Objective »
Pictures aside, repeat every entry exactly.

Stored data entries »
──────────────────────────────
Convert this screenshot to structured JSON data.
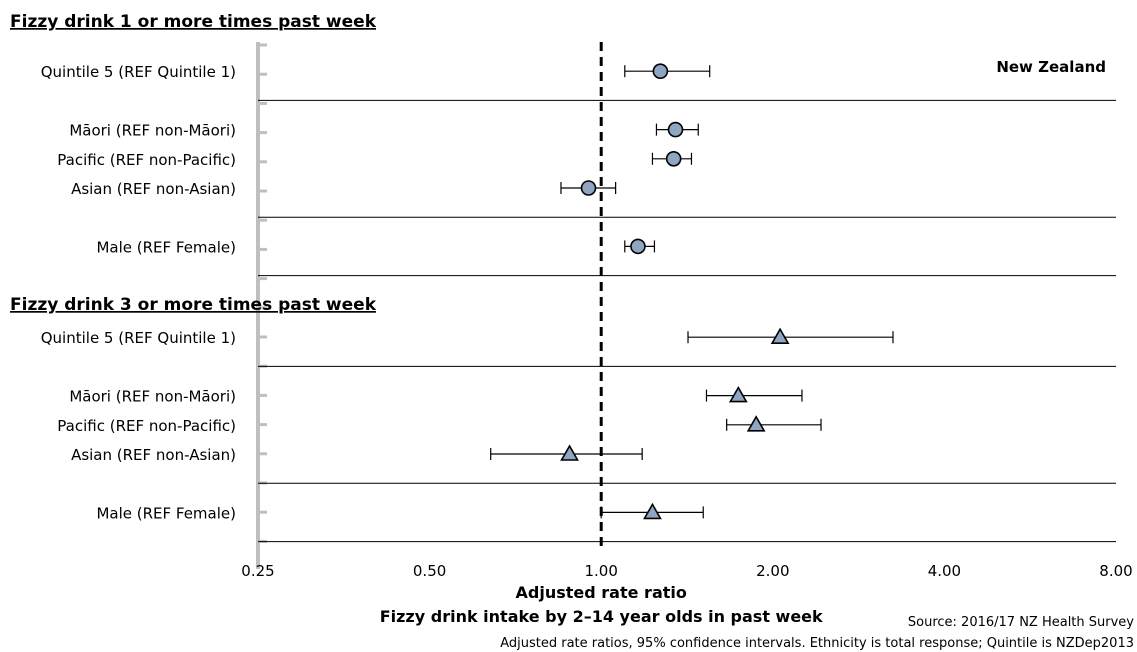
{
  "chart_data": {
    "type": "forest",
    "title": "Fizzy drink intake by 2–14 year olds in past week",
    "region": "New Zealand",
    "xlabel": "Adjusted rate ratio",
    "x_scale": "log2",
    "xlim": [
      0.25,
      8.0
    ],
    "x_ticks": [
      "0.25",
      "0.50",
      "1.00",
      "2.00",
      "4.00",
      "8.00"
    ],
    "x_tick_values": [
      0.25,
      0.5,
      1.0,
      2.0,
      4.0,
      8.0
    ],
    "reference_line": 1.0,
    "source": "Source: 2016/17 NZ Health Survey",
    "note": "Adjusted rate ratios, 95% confidence intervals. Ethnicity is total response; Quintile is NZDep2013",
    "colors": {
      "marker_fill": "#8ea6c1",
      "marker_stroke": "#000000",
      "line": "#000000"
    },
    "sections": [
      {
        "title": "Fizzy drink 1 or more times past week",
        "marker": "circle",
        "groups": [
          [
            {
              "label": "Quintile 5 (REF Quintile 1)",
              "estimate": 1.27,
              "lower": 1.1,
              "upper": 1.55
            }
          ],
          [
            {
              "label": "Māori (REF non-Māori)",
              "estimate": 1.35,
              "lower": 1.25,
              "upper": 1.48
            },
            {
              "label": "Pacific (REF non-Pacific)",
              "estimate": 1.34,
              "lower": 1.23,
              "upper": 1.44
            },
            {
              "label": "Asian (REF non-Asian)",
              "estimate": 0.95,
              "lower": 0.85,
              "upper": 1.06
            }
          ],
          [
            {
              "label": "Male (REF Female)",
              "estimate": 1.16,
              "lower": 1.1,
              "upper": 1.24
            }
          ]
        ]
      },
      {
        "title": "Fizzy drink 3 or more times past week",
        "marker": "triangle",
        "groups": [
          [
            {
              "label": "Quintile 5 (REF Quintile 1)",
              "estimate": 2.06,
              "lower": 1.42,
              "upper": 3.25
            }
          ],
          [
            {
              "label": "Māori (REF non-Māori)",
              "estimate": 1.74,
              "lower": 1.53,
              "upper": 2.25
            },
            {
              "label": "Pacific (REF non-Pacific)",
              "estimate": 1.87,
              "lower": 1.66,
              "upper": 2.43
            },
            {
              "label": "Asian (REF non-Asian)",
              "estimate": 0.88,
              "lower": 0.64,
              "upper": 1.18
            }
          ],
          [
            {
              "label": "Male (REF Female)",
              "estimate": 1.23,
              "lower": 1.0,
              "upper": 1.51
            }
          ]
        ]
      }
    ]
  }
}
──────────────────────────────
Correct result »
Convert this screenshot to structured JSON data.
{
  "chart_data": {
    "type": "forest",
    "title": "Fizzy drink intake by 2–14 year olds in past week",
    "region": "New Zealand",
    "xlabel": "Adjusted rate ratio",
    "x_scale": "log2",
    "xlim": [
      0.25,
      8.0
    ],
    "x_ticks": [
      "0.25",
      "0.50",
      "1.00",
      "2.00",
      "4.00",
      "8.00"
    ],
    "x_tick_values": [
      0.25,
      0.5,
      1.0,
      2.0,
      4.0,
      8.0
    ],
    "reference_line": 1.0,
    "source": "Source: 2016/17 NZ Health Survey",
    "note": "Adjusted rate ratios, 95% confidence intervals. Ethnicity is total response; Quintile is NZDep2013",
    "colors": {
      "marker_fill": "#8ea6c1",
      "marker_stroke": "#000000",
      "line": "#000000"
    },
    "sections": [
      {
        "title": "Fizzy drink 1 or more times past week",
        "marker": "circle",
        "groups": [
          [
            {
              "label": "Quintile 5 (REF Quintile 1)",
              "estimate": 1.27,
              "lower": 1.1,
              "upper": 1.55
            }
          ],
          [
            {
              "label": "Māori (REF non-Māori)",
              "estimate": 1.35,
              "lower": 1.25,
              "upper": 1.48
            },
            {
              "label": "Pacific (REF non-Pacific)",
              "estimate": 1.34,
              "lower": 1.23,
              "upper": 1.44
            },
            {
              "label": "Asian (REF non-Asian)",
              "estimate": 0.95,
              "lower": 0.85,
              "upper": 1.06
            }
          ],
          [
            {
              "label": "Male (REF Female)",
              "estimate": 1.16,
              "lower": 1.1,
              "upper": 1.24
            }
          ]
        ]
      },
      {
        "title": "Fizzy drink 3 or more times past week",
        "marker": "triangle",
        "groups": [
          [
            {
              "label": "Quintile 5 (REF Quintile 1)",
              "estimate": 2.06,
              "lower": 1.42,
              "upper": 3.25
            }
          ],
          [
            {
              "label": "Māori (REF non-Māori)",
              "estimate": 1.74,
              "lower": 1.53,
              "upper": 2.25
            },
            {
              "label": "Pacific (REF non-Pacific)",
              "estimate": 1.87,
              "lower": 1.66,
              "upper": 2.43
            },
            {
              "label": "Asian (REF non-Asian)",
              "estimate": 0.88,
              "lower": 0.64,
              "upper": 1.18
            }
          ],
          [
            {
              "label": "Male (REF Female)",
              "estimate": 1.23,
              "lower": 1.0,
              "upper": 1.51
            }
          ]
        ]
      }
    ]
  }
}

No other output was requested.